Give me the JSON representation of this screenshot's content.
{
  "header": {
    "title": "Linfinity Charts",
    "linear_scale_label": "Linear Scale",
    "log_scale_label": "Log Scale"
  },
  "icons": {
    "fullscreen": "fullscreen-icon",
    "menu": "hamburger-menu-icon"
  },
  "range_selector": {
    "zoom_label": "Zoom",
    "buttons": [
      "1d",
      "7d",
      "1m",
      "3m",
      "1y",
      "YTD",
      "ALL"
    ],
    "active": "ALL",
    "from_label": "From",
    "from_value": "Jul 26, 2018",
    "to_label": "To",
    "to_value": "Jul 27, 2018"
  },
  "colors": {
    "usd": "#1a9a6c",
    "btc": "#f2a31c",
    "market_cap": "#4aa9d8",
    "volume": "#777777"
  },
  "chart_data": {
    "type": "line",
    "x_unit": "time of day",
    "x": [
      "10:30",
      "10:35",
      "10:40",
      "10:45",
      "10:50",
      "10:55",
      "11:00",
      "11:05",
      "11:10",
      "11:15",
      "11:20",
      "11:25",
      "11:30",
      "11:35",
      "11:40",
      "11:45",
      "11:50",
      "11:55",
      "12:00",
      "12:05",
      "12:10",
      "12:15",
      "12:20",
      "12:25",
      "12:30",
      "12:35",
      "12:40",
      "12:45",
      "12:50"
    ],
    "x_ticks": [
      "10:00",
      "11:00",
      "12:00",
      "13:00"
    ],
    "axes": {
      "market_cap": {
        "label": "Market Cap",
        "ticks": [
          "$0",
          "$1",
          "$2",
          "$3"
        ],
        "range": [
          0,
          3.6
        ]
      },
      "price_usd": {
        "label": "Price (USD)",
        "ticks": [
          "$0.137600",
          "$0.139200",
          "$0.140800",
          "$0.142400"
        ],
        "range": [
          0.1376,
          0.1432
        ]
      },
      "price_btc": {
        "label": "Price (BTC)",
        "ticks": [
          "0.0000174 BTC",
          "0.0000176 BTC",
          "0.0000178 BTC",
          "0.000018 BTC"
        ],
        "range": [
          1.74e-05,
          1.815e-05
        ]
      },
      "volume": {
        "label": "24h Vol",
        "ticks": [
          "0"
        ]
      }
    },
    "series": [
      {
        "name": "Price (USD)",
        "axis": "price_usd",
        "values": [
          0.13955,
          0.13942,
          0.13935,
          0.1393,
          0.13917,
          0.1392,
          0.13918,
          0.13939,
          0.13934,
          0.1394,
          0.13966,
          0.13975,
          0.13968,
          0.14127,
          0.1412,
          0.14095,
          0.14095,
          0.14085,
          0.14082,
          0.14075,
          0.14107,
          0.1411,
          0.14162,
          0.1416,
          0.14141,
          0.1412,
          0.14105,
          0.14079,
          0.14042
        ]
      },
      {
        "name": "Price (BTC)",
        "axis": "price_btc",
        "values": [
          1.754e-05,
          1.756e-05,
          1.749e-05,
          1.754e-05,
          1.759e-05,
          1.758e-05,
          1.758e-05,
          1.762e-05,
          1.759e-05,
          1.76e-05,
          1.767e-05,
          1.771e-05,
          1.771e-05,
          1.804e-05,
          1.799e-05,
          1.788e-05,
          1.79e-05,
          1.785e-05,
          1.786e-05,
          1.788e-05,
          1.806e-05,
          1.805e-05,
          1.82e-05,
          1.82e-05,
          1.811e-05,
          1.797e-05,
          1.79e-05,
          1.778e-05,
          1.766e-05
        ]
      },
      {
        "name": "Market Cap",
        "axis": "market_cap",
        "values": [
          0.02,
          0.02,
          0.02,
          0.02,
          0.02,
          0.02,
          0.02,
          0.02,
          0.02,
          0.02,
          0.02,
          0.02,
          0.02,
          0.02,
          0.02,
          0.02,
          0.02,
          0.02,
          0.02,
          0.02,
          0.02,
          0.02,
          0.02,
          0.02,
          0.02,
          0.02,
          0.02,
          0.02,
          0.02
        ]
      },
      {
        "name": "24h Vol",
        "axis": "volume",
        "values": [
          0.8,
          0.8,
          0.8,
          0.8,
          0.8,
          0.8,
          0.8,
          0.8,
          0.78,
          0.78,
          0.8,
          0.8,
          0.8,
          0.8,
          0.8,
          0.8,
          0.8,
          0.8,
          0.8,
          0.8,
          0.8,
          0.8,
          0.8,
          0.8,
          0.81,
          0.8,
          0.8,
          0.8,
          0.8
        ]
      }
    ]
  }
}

## EXERCISE INSTRUCTIONS
Give the data again, exactly as it stands.

## EXERCISE RESULT
Give me the JSON representation of this screenshot's content.
{
  "header": {
    "title": "Linfinity Charts",
    "linear_scale_label": "Linear Scale",
    "log_scale_label": "Log Scale"
  },
  "icons": {
    "fullscreen": "fullscreen-icon",
    "menu": "hamburger-menu-icon"
  },
  "range_selector": {
    "zoom_label": "Zoom",
    "buttons": [
      "1d",
      "7d",
      "1m",
      "3m",
      "1y",
      "YTD",
      "ALL"
    ],
    "active": "ALL",
    "from_label": "From",
    "from_value": "Jul 26, 2018",
    "to_label": "To",
    "to_value": "Jul 27, 2018"
  },
  "colors": {
    "usd": "#1a9a6c",
    "btc": "#f2a31c",
    "market_cap": "#4aa9d8",
    "volume": "#777777"
  },
  "chart_data": {
    "type": "line",
    "x_unit": "time of day",
    "x": [
      "10:30",
      "10:35",
      "10:40",
      "10:45",
      "10:50",
      "10:55",
      "11:00",
      "11:05",
      "11:10",
      "11:15",
      "11:20",
      "11:25",
      "11:30",
      "11:35",
      "11:40",
      "11:45",
      "11:50",
      "11:55",
      "12:00",
      "12:05",
      "12:10",
      "12:15",
      "12:20",
      "12:25",
      "12:30",
      "12:35",
      "12:40",
      "12:45",
      "12:50"
    ],
    "x_ticks": [
      "10:00",
      "11:00",
      "12:00",
      "13:00"
    ],
    "axes": {
      "market_cap": {
        "label": "Market Cap",
        "ticks": [
          "$0",
          "$1",
          "$2",
          "$3"
        ],
        "range": [
          0,
          3.6
        ]
      },
      "price_usd": {
        "label": "Price (USD)",
        "ticks": [
          "$0.137600",
          "$0.139200",
          "$0.140800",
          "$0.142400"
        ],
        "range": [
          0.1376,
          0.1432
        ]
      },
      "price_btc": {
        "label": "Price (BTC)",
        "ticks": [
          "0.0000174 BTC",
          "0.0000176 BTC",
          "0.0000178 BTC",
          "0.000018 BTC"
        ],
        "range": [
          1.74e-05,
          1.815e-05
        ]
      },
      "volume": {
        "label": "24h Vol",
        "ticks": [
          "0"
        ]
      }
    },
    "series": [
      {
        "name": "Price (USD)",
        "axis": "price_usd",
        "values": [
          0.13955,
          0.13942,
          0.13935,
          0.1393,
          0.13917,
          0.1392,
          0.13918,
          0.13939,
          0.13934,
          0.1394,
          0.13966,
          0.13975,
          0.13968,
          0.14127,
          0.1412,
          0.14095,
          0.14095,
          0.14085,
          0.14082,
          0.14075,
          0.14107,
          0.1411,
          0.14162,
          0.1416,
          0.14141,
          0.1412,
          0.14105,
          0.14079,
          0.14042
        ]
      },
      {
        "name": "Price (BTC)",
        "axis": "price_btc",
        "values": [
          1.754e-05,
          1.756e-05,
          1.749e-05,
          1.754e-05,
          1.759e-05,
          1.758e-05,
          1.758e-05,
          1.762e-05,
          1.759e-05,
          1.76e-05,
          1.767e-05,
          1.771e-05,
          1.771e-05,
          1.804e-05,
          1.799e-05,
          1.788e-05,
          1.79e-05,
          1.785e-05,
          1.786e-05,
          1.788e-05,
          1.806e-05,
          1.805e-05,
          1.82e-05,
          1.82e-05,
          1.811e-05,
          1.797e-05,
          1.79e-05,
          1.778e-05,
          1.766e-05
        ]
      },
      {
        "name": "Market Cap",
        "axis": "market_cap",
        "values": [
          0.02,
          0.02,
          0.02,
          0.02,
          0.02,
          0.02,
          0.02,
          0.02,
          0.02,
          0.02,
          0.02,
          0.02,
          0.02,
          0.02,
          0.02,
          0.02,
          0.02,
          0.02,
          0.02,
          0.02,
          0.02,
          0.02,
          0.02,
          0.02,
          0.02,
          0.02,
          0.02,
          0.02,
          0.02
        ]
      },
      {
        "name": "24h Vol",
        "axis": "volume",
        "values": [
          0.8,
          0.8,
          0.8,
          0.8,
          0.8,
          0.8,
          0.8,
          0.8,
          0.78,
          0.78,
          0.8,
          0.8,
          0.8,
          0.8,
          0.8,
          0.8,
          0.8,
          0.8,
          0.8,
          0.8,
          0.8,
          0.8,
          0.8,
          0.8,
          0.81,
          0.8,
          0.8,
          0.8,
          0.8
        ]
      }
    ]
  }
}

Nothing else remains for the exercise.